» REQUIREMENT:
Will you output the entries below exactly, skipping every image they contain?

== EXERCISE INPUT ==

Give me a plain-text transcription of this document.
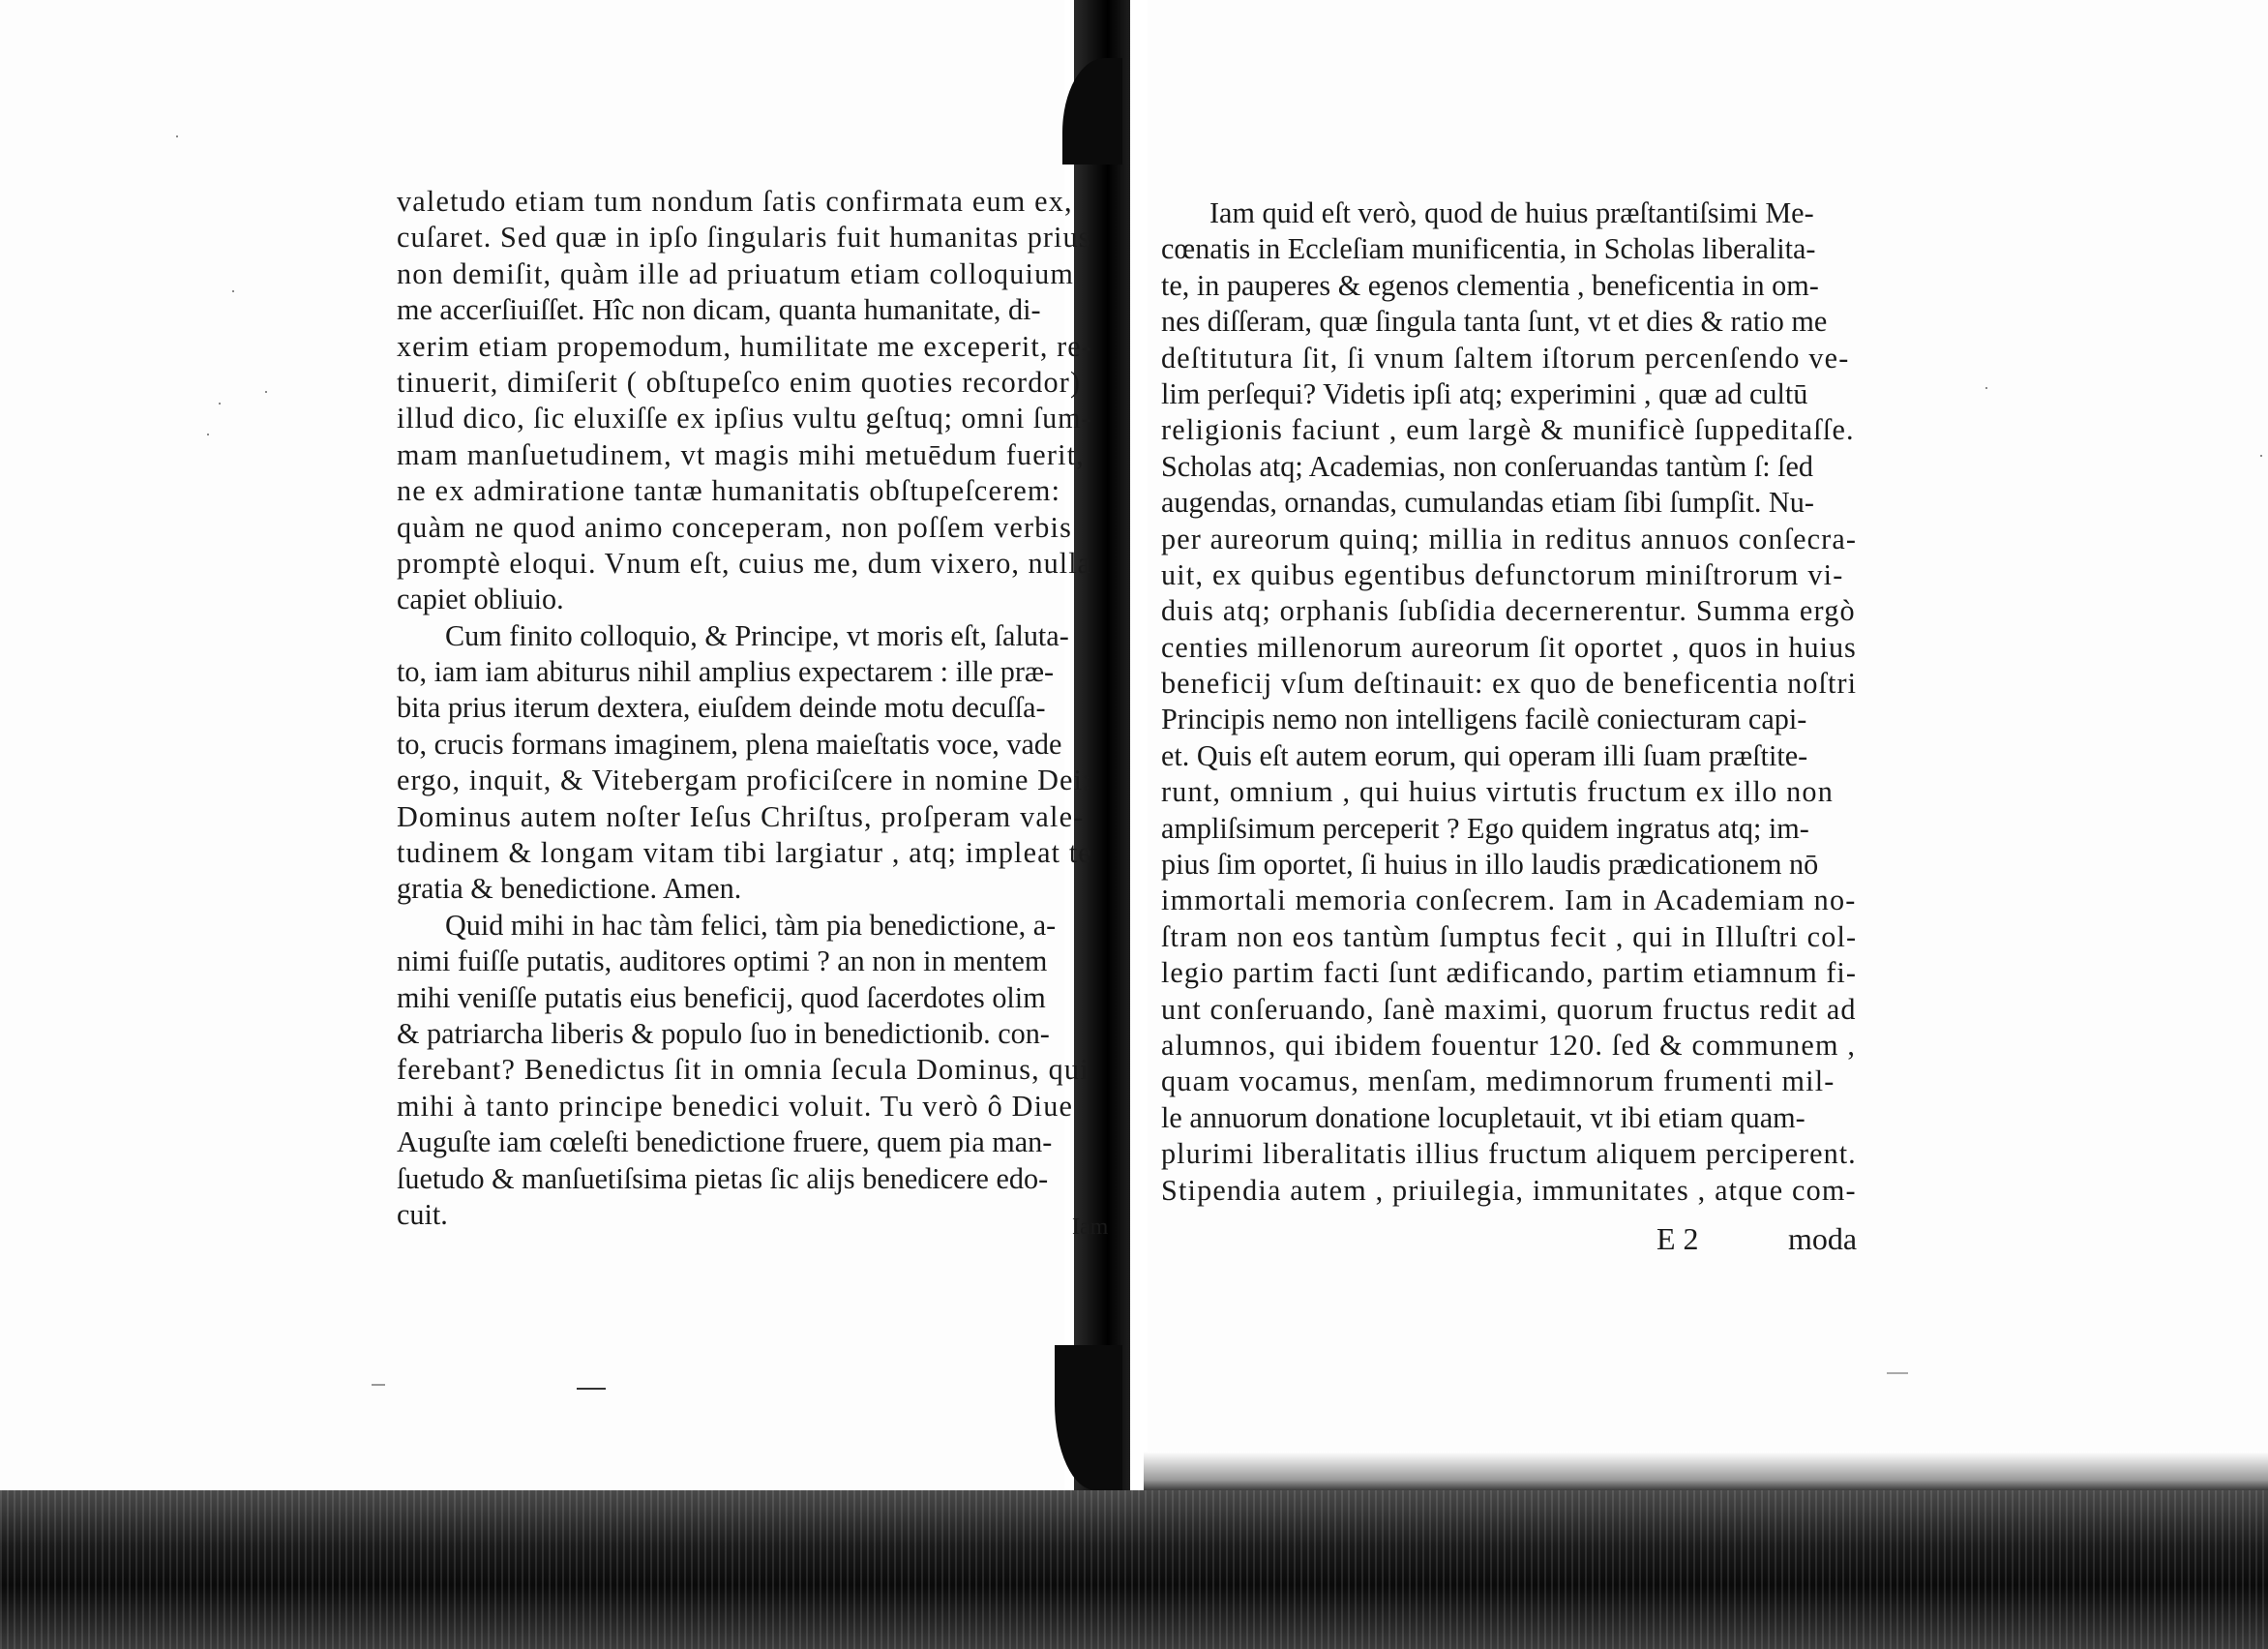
valetudo etiam tum nondum ſatis confirmata eum ex,
cuſaret. Sed quæ in ipſo ſingularis fuit humanitas prius
non demiſit, quàm ille ad priuatum etiam colloquium
me accerſiuiſſet. Hîc non dicam, quanta humanitate, di-
xerim etiam propemodum, humilitate me exceperit, re-
tinuerit, dimiſerit ( obſtupeſco enim quoties recordor)
illud dico, ſic eluxiſſe ex ipſius vultu geſtuq; omni ſum-
mam manſuetudinem, vt magis mihi metuēdum fuerit,
ne ex admiratione tantæ humanitatis obſtupeſcerem:
quàm ne quod animo conceperam, non poſſem verbis
promptè eloqui. Vnum eſt, cuius me, dum vixero, nulla
capiet obliuio.
Cum finito colloquio, & Principe, vt moris eſt, ſaluta-
to, iam iam abiturus nihil amplius expectarem : ille præ-
bita prius iterum dextera, eiuſdem deinde motu decuſſa-
to, crucis formans imaginem, plena maieſtatis voce, vade
ergo, inquit, & Vitebergam proficiſcere in nomine Dei:
Dominus autem noſter Ieſus Chriſtus, proſperam vale-
tudinem & longam vitam tibi largiatur , atq; impleat te
gratia & benedictione. Amen.
Quid mihi in hac tàm felici, tàm pia benedictione, a-
nimi fuiſſe putatis, auditores optimi ? an non in mentem
mihi veniſſe putatis eius beneficij, quod ſacerdotes olim
& patriarcha liberis & populo ſuo in benedictionib. con-
ferebant? Benedictus ſit in omnia ſecula Dominus, qui
mihi à tanto principe benedici voluit. Tu verò ô Diue
Auguſte iam cœleſti benedictione fruere, quem pia man-
ſuetudo & manſuetiſsima pietas ſic alijs benedicere edo-
cuit.	Iam
Iam quid eſt verò, quod de huius præſtantiſsimi Me-
cœnatis in Eccleſiam munificentia, in Scholas liberalita-
te, in pauperes & egenos clementia , beneficentia in om-
nes diſſeram, quæ ſingula tanta ſunt, vt et dies & ratio me
deſtitutura ſit, ſi vnum ſaltem iſtorum percenſendo ve-
lim perſequi? Videtis ipſi atq; experimini , quæ ad cultū
religionis faciunt , eum largè & munificè ſuppeditaſſe.
Scholas atq; Academias, non conſeruandas tantùm ſ: ſed
augendas, ornandas, cumulandas etiam ſibi ſumpſit. Nu-
per aureorum quinq; millia in reditus annuos conſecra-
uit, ex quibus egentibus defunctorum miniſtrorum vi-
duis atq; orphanis ſubſidia decernerentur. Summa ergò
centies millenorum aureorum ſit oportet , quos in huius
beneficij vſum deſtinauit: ex quo de beneficentia noſtri
Principis nemo non intelligens facilè coniecturam capi-
et. Quis eſt autem eorum, qui operam illi ſuam præſtite-
runt, omnium , qui huius virtutis fructum ex illo non
ampliſsimum perceperit ? Ego quidem ingratus atq; im-
pius ſim oportet, ſi huius in illo laudis prædicationem nō
immortali memoria conſecrem. Iam in Academiam no-
ſtram non eos tantùm ſumptus fecit , qui in Illuſtri col-
legio partim facti ſunt ædificando, partim etiamnum fi-
unt conſeruando, ſanè maximi, quorum fructus redit ad
alumnos, qui ibidem fouentur 120. ſed & communem ,
quam vocamus, menſam, medimnorum frumenti mil-
le annuorum donatione locupletauit, vt ibi etiam quam-
plurimi liberalitatis illius fructum aliquem perciperent.
Stipendia autem , priuilegia, immunitates , atque com-
E 2	moda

===

» ANSWER:
Give me a plain-text transcription of this document.
valetudo etiam tum nondum ſatis confirmata eum ex,
cuſaret. Sed quæ in ipſo ſingularis fuit humanitas prius
non demiſit, quàm ille ad priuatum etiam colloquium
me accerſiuiſſet. Hîc non dicam, quanta humanitate, di-
xerim etiam propemodum, humilitate me exceperit, re-
tinuerit, dimiſerit ( obſtupeſco enim quoties recordor)
illud dico, ſic eluxiſſe ex ipſius vultu geſtuq; omni ſum-
mam manſuetudinem, vt magis mihi metuēdum fuerit,
ne ex admiratione tantæ humanitatis obſtupeſcerem:
quàm ne quod animo conceperam, non poſſem verbis
promptè eloqui. Vnum eſt, cuius me, dum vixero, nulla
capiet obliuio.
Cum finito colloquio, & Principe, vt moris eſt, ſaluta-
to, iam iam abiturus nihil amplius expectarem : ille præ-
bita prius iterum dextera, eiuſdem deinde motu decuſſa-
to, crucis formans imaginem, plena maieſtatis voce, vade
ergo, inquit, & Vitebergam proficiſcere in nomine Dei:
Dominus autem noſter Ieſus Chriſtus, proſperam vale-
tudinem & longam vitam tibi largiatur , atq; impleat te
gratia & benedictione. Amen.
Quid mihi in hac tàm felici, tàm pia benedictione, a-
nimi fuiſſe putatis, auditores optimi ? an non in mentem
mihi veniſſe putatis eius beneficij, quod ſacerdotes olim
& patriarcha liberis & populo ſuo in benedictionib. con-
ferebant? Benedictus ſit in omnia ſecula Dominus, qui
mihi à tanto principe benedici voluit. Tu verò ô Diue
Auguſte iam cœleſti benedictione fruere, quem pia man-
ſuetudo & manſuetiſsima pietas ſic alijs benedicere edo-
cuit.	Iam
Iam quid eſt verò, quod de huius præſtantiſsimi Me-
cœnatis in Eccleſiam munificentia, in Scholas liberalita-
te, in pauperes & egenos clementia , beneficentia in om-
nes diſſeram, quæ ſingula tanta ſunt, vt et dies & ratio me
deſtitutura ſit, ſi vnum ſaltem iſtorum percenſendo ve-
lim perſequi? Videtis ipſi atq; experimini , quæ ad cultū
religionis faciunt , eum largè & munificè ſuppeditaſſe.
Scholas atq; Academias, non conſeruandas tantùm ſ: ſed
augendas, ornandas, cumulandas etiam ſibi ſumpſit. Nu-
per aureorum quinq; millia in reditus annuos conſecra-
uit, ex quibus egentibus defunctorum miniſtrorum vi-
duis atq; orphanis ſubſidia decernerentur. Summa ergò
centies millenorum aureorum ſit oportet , quos in huius
beneficij vſum deſtinauit: ex quo de beneficentia noſtri
Principis nemo non intelligens facilè coniecturam capi-
et. Quis eſt autem eorum, qui operam illi ſuam præſtite-
runt, omnium , qui huius virtutis fructum ex illo non
ampliſsimum perceperit ? Ego quidem ingratus atq; im-
pius ſim oportet, ſi huius in illo laudis prædicationem nō
immortali memoria conſecrem. Iam in Academiam no-
ſtram non eos tantùm ſumptus fecit , qui in Illuſtri col-
legio partim facti ſunt ædificando, partim etiamnum fi-
unt conſeruando, ſanè maximi, quorum fructus redit ad
alumnos, qui ibidem fouentur 120. ſed & communem ,
quam vocamus, menſam, medimnorum frumenti mil-
le annuorum donatione locupletauit, vt ibi etiam quam-
plurimi liberalitatis illius fructum aliquem perciperent.
Stipendia autem , priuilegia, immunitates , atque com-
E 2	moda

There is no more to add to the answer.